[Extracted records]
# # # # # # #
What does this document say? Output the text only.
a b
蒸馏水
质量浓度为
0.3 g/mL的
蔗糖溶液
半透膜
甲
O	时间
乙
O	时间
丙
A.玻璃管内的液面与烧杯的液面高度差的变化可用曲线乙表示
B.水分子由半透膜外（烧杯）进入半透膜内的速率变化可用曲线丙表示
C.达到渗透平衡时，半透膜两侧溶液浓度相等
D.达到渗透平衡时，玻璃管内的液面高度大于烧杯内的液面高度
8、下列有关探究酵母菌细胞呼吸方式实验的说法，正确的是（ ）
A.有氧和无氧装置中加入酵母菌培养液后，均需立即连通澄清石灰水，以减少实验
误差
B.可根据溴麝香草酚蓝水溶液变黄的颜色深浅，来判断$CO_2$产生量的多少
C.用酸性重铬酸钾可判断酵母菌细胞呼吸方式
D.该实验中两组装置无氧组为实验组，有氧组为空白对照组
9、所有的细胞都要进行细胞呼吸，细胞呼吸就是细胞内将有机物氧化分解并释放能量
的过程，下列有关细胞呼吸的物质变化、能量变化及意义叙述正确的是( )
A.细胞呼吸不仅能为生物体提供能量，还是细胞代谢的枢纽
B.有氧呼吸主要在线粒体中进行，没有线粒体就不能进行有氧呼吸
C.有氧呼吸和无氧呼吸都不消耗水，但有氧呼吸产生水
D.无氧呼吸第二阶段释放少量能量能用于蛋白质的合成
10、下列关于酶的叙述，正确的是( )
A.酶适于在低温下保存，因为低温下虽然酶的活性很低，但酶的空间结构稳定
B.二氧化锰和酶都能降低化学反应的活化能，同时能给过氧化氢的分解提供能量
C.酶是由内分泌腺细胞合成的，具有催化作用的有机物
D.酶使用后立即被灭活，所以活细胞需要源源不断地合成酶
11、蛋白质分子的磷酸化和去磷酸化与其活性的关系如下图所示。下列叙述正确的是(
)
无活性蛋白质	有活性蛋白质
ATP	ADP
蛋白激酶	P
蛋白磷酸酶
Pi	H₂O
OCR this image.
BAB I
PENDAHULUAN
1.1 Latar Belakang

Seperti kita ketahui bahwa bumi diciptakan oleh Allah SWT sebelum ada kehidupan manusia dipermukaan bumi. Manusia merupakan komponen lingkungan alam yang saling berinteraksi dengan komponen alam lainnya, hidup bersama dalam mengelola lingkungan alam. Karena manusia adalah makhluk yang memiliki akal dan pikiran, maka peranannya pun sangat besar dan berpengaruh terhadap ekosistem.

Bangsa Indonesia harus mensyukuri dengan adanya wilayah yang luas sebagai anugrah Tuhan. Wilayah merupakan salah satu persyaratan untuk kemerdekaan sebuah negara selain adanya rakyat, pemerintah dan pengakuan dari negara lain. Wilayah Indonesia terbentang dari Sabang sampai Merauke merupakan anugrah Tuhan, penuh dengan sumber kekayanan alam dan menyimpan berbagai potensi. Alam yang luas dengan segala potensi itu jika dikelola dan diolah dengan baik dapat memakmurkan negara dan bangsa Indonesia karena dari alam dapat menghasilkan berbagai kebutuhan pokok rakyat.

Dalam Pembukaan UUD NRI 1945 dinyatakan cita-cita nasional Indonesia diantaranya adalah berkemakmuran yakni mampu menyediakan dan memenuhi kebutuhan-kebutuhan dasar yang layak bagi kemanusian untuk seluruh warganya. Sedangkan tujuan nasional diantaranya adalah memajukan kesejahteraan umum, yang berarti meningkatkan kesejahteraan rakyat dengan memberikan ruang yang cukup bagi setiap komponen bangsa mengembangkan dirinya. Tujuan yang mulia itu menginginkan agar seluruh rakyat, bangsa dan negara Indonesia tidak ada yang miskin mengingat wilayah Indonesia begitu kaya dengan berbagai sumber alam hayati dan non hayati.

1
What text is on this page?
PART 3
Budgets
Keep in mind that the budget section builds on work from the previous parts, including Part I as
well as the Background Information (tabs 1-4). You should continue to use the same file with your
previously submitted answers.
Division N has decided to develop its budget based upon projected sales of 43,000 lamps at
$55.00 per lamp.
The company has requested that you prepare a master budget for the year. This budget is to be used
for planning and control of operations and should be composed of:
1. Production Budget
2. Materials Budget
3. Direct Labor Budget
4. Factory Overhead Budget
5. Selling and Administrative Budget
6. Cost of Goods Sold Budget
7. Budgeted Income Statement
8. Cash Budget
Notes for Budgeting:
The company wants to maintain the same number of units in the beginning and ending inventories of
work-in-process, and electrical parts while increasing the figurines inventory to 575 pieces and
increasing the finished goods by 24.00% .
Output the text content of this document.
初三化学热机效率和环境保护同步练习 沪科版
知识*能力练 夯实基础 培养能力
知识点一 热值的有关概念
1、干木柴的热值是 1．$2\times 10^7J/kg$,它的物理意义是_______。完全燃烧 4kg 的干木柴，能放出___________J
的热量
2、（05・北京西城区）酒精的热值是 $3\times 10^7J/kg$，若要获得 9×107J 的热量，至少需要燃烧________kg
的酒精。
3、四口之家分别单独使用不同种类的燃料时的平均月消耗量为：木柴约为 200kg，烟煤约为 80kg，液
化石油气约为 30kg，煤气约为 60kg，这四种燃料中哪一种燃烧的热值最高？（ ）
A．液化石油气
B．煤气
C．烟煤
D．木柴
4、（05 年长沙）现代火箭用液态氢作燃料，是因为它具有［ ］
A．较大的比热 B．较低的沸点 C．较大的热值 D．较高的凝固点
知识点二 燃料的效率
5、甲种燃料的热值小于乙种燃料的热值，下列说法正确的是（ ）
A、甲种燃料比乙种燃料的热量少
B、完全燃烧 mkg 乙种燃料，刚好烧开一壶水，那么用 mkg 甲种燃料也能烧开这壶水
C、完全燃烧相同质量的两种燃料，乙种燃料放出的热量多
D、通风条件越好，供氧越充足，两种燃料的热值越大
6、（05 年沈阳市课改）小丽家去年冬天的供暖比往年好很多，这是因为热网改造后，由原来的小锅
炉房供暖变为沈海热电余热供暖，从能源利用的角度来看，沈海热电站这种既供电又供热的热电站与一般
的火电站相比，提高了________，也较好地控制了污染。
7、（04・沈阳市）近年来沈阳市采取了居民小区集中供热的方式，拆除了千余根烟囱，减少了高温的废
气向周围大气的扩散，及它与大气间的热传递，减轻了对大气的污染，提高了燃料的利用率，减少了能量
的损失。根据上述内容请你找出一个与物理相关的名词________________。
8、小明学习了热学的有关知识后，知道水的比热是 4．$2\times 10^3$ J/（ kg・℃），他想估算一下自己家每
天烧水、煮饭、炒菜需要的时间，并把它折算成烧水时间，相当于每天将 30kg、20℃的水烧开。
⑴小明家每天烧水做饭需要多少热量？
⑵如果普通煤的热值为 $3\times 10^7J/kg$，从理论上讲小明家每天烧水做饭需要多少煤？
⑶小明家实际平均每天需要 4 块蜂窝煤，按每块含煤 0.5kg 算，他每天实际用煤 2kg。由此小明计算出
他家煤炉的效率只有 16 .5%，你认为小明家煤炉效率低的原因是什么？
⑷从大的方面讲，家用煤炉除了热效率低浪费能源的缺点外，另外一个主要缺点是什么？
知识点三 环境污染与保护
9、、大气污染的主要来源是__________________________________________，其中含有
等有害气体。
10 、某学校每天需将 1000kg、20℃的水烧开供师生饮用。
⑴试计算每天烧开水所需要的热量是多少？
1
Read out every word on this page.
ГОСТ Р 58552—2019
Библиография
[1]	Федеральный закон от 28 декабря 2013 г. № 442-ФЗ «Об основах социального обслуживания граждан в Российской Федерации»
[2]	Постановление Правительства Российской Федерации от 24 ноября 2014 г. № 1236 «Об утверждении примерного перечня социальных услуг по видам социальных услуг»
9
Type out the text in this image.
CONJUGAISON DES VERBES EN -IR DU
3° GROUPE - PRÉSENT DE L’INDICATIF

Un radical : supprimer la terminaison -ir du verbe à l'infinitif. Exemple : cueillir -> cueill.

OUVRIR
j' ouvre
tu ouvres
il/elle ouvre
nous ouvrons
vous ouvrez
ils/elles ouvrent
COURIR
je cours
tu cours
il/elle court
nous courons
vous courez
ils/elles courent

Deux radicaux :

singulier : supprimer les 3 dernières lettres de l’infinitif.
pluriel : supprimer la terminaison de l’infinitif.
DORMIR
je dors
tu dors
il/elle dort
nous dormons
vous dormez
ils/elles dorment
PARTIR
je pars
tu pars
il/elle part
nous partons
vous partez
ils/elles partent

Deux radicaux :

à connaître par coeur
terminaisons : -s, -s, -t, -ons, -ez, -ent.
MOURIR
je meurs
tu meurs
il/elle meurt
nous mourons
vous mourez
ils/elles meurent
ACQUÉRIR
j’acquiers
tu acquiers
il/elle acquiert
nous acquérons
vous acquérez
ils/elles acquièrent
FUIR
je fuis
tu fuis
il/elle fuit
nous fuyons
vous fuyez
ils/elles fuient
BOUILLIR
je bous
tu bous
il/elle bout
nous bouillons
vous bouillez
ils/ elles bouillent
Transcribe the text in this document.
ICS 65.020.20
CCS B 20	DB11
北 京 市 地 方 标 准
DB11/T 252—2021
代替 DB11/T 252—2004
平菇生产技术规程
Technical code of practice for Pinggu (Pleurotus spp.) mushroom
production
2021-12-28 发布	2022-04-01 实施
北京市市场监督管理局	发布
# # # # # # #
* _INSTRUCTION_
Pull out every line of the records above that contains the word "alam".

* _THE RESULT_
Seperti kita ketahui bahwa bumi diciptakan oleh Allah SWT sebelum ada kehidupan manusia dipermukaan bumi. Manusia merupakan komponen lingkungan alam yang saling berinteraksi dengan komponen alam lainnya, hidup bersama dalam mengelola lingkungan alam. Karena manusia adalah makhluk yang memiliki akal dan pikiran, maka peranannya pun sangat besar dan berpengaruh terhadap ekosistem.
Bangsa Indonesia harus mensyukuri dengan adanya wilayah yang luas sebagai anugrah Tuhan. Wilayah merupakan salah satu persyaratan untuk kemerdekaan sebuah negara selain adanya rakyat, pemerintah dan pengakuan dari negara lain. Wilayah Indonesia terbentang dari Sabang sampai Merauke merupakan anugrah Tuhan, penuh dengan sumber kekayanan alam dan menyimpan berbagai potensi. Alam yang luas dengan segala potensi itu jika dikelola dan diolah dengan baik dapat memakmurkan negara dan bangsa Indonesia karena dari alam dapat menghasilkan berbagai kebutuhan pokok rakyat.
Dalam Pembukaan UUD NRI 1945 dinyatakan cita-cita nasional Indonesia diantaranya adalah berkemakmuran yakni mampu menyediakan dan memenuhi kebutuhan-kebutuhan dasar yang layak bagi kemanusian untuk seluruh warganya. Sedangkan tujuan nasional diantaranya adalah memajukan kesejahteraan umum, yang berarti meningkatkan kesejahteraan rakyat dengan memberikan ruang yang cukup bagi setiap komponen bangsa mengembangkan dirinya. Tujuan yang mulia itu menginginkan agar seluruh rakyat, bangsa dan negara Indonesia tidak ada yang miskin mengingat wilayah Indonesia begitu kaya dengan berbagai sumber alam hayati dan non hayati.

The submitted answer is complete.